◆ Dataset excerpts ◆
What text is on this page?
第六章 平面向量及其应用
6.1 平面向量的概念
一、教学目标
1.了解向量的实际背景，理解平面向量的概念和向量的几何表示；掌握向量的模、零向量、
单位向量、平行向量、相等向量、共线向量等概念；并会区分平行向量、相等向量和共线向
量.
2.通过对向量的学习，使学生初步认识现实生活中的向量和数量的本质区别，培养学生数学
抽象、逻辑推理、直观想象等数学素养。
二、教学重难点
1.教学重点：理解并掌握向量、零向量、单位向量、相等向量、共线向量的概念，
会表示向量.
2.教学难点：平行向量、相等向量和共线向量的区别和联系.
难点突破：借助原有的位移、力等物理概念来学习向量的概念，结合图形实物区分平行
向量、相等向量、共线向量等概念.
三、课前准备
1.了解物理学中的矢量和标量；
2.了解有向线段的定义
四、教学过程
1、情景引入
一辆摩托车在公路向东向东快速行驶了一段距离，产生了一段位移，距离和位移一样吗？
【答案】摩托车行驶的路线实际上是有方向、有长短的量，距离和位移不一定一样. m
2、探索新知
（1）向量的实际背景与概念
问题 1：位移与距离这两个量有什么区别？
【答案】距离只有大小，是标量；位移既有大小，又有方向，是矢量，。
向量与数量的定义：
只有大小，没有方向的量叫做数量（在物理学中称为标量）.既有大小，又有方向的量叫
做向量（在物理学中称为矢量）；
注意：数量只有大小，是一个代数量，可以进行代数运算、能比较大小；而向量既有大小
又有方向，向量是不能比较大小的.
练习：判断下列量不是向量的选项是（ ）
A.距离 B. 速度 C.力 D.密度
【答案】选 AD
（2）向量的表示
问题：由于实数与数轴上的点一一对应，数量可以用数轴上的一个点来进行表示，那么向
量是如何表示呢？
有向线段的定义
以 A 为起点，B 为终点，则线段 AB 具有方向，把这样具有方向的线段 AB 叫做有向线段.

◆ Your objective ◆
Copy all the lines, exactly.

◆ Task output ◆
What text is on this page?
第六章 平面向量及其应用
6.1 平面向量的概念
一、教学目标
1.了解向量的实际背景，理解平面向量的概念和向量的几何表示；掌握向量的模、零向量、
单位向量、平行向量、相等向量、共线向量等概念；并会区分平行向量、相等向量和共线向
量.
2.通过对向量的学习，使学生初步认识现实生活中的向量和数量的本质区别，培养学生数学
抽象、逻辑推理、直观想象等数学素养。
二、教学重难点
1.教学重点：理解并掌握向量、零向量、单位向量、相等向量、共线向量的概念，
会表示向量.
2.教学难点：平行向量、相等向量和共线向量的区别和联系.
难点突破：借助原有的位移、力等物理概念来学习向量的概念，结合图形实物区分平行
向量、相等向量、共线向量等概念.
三、课前准备
1.了解物理学中的矢量和标量；
2.了解有向线段的定义
四、教学过程
1、情景引入
一辆摩托车在公路向东向东快速行驶了一段距离，产生了一段位移，距离和位移一样吗？
【答案】摩托车行驶的路线实际上是有方向、有长短的量，距离和位移不一定一样. m
2、探索新知
（1）向量的实际背景与概念
问题 1：位移与距离这两个量有什么区别？
【答案】距离只有大小，是标量；位移既有大小，又有方向，是矢量，。
向量与数量的定义：
只有大小，没有方向的量叫做数量（在物理学中称为标量）.既有大小，又有方向的量叫
做向量（在物理学中称为矢量）；
注意：数量只有大小，是一个代数量，可以进行代数运算、能比较大小；而向量既有大小
又有方向，向量是不能比较大小的.
练习：判断下列量不是向量的选项是（ ）
A.距离 B. 速度 C.力 D.密度
【答案】选 AD
（2）向量的表示
问题：由于实数与数轴上的点一一对应，数量可以用数轴上的一个点来进行表示，那么向
量是如何表示呢？
有向线段的定义
以 A 为起点，B 为终点，则线段 AB 具有方向，把这样具有方向的线段 AB 叫做有向线段.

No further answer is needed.